Start Records shown

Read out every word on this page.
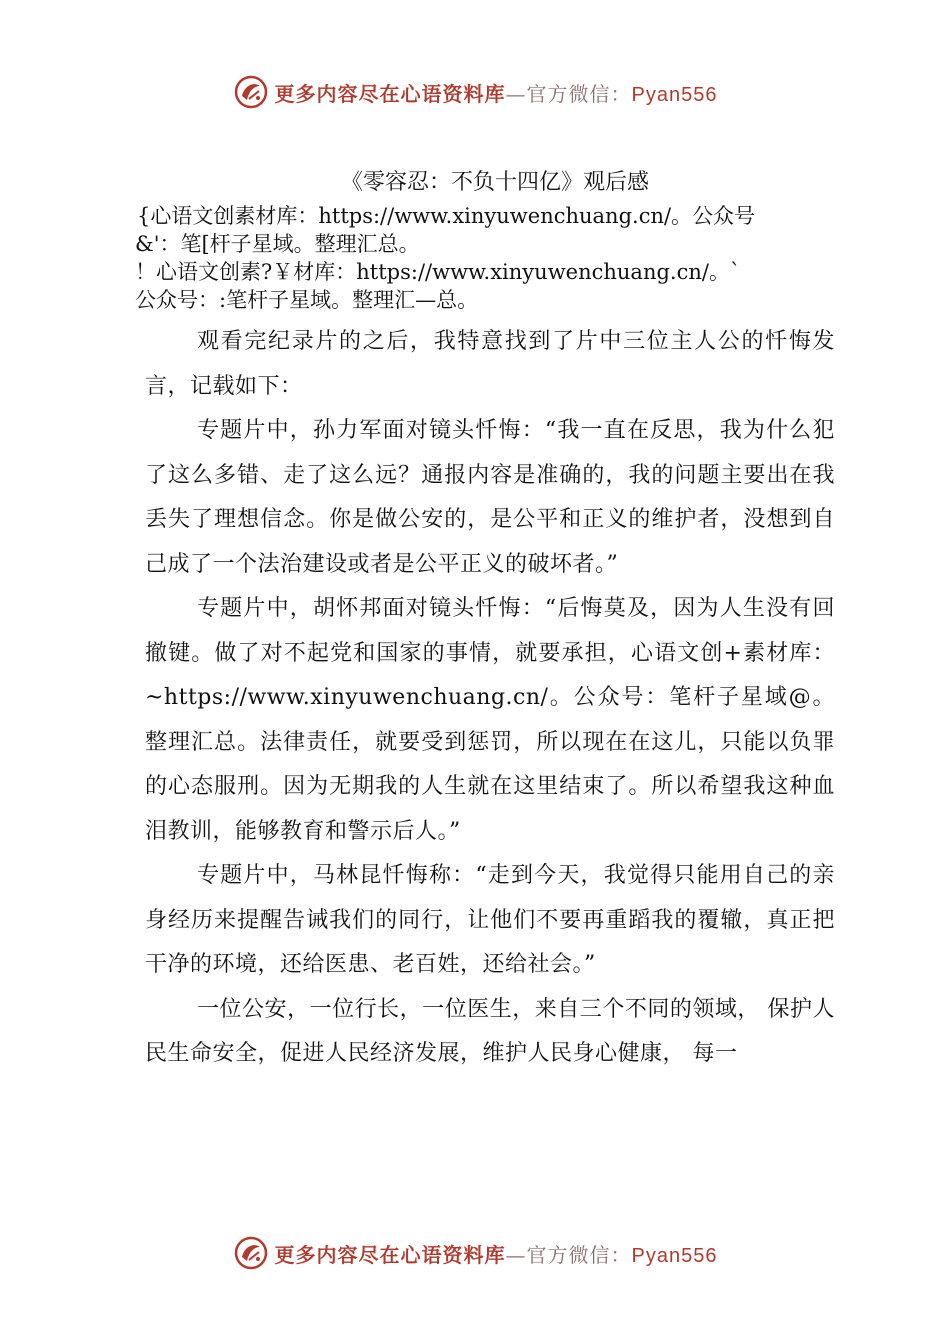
更多内容尽在心语资料库—官方微信：Pyan556
《零容忍：不负十四亿》观后感
{心语文创素材库：https://www.xinyuwenchuang.cn/。公众号
&'：笔[杆子星域。整理汇总。
！心语文创素?￥材库：https://www.xinyuwenchuang.cn/。`
公众号：:笔杆子星域。整理汇—总。

观看完纪录片的之后，我特意找到了片中三位主人公的忏悔发言，记载如下：

专题片中，孙力军面对镜头忏悔：“我一直在反思，我为什么犯了这么多错、走了这么远？通报内容是准确的，我的问题主要出在我丢失了理想信念。你是做公安的，是公平和正义的维护者，没想到自己成了一个法治建设或者是公平正义的破坏者。”

专题片中，胡怀邦面对镜头忏悔：“后悔莫及，因为人生没有回撤键。做了对不起党和国家的事情，就要承担，心语文创+素材库：~https://www.xinyuwenchuang.cn/。公众号：笔杆子星域@。整理汇总。法律责任，就要受到惩罚，所以现在在这儿，只能以负罪的心态服刑。因为无期我的人生就在这里结束了。所以希望我这种血泪教训，能够教育和警示后人。”

专题片中，马林昆忏悔称：“走到今天，我觉得只能用自己的亲身经历来提醒告诫我们的同行，让他们不要再重蹈我的覆辙，真正把干净的环境，还给医患、老百姓，还给社会。”

一位公安，一位行长，一位医生，来自三个不同的领域， 保护人民生命安全，促进人民经济发展，维护人民身心健康， 每一

更多内容尽在心语资料库—官方微信：Pyan556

End Records shown

Your objective: Using the listing above, pull out all lines that hold the word "整理汇总".

Solution for this exercise:
&'：笔[杆子星域。整理汇总。
专题片中，胡怀邦面对镜头忏悔：“后悔莫及，因为人生没有回撤键。做了对不起党和国家的事情，就要承担，心语文创+素材库：~https://www.xinyuwenchuang.cn/。公众号：笔杆子星域@。整理汇总。法律责任，就要受到惩罚，所以现在在这儿，只能以负罪的心态服刑。因为无期我的人生就在这里结束了。所以希望我这种血泪教训，能够教育和警示后人。”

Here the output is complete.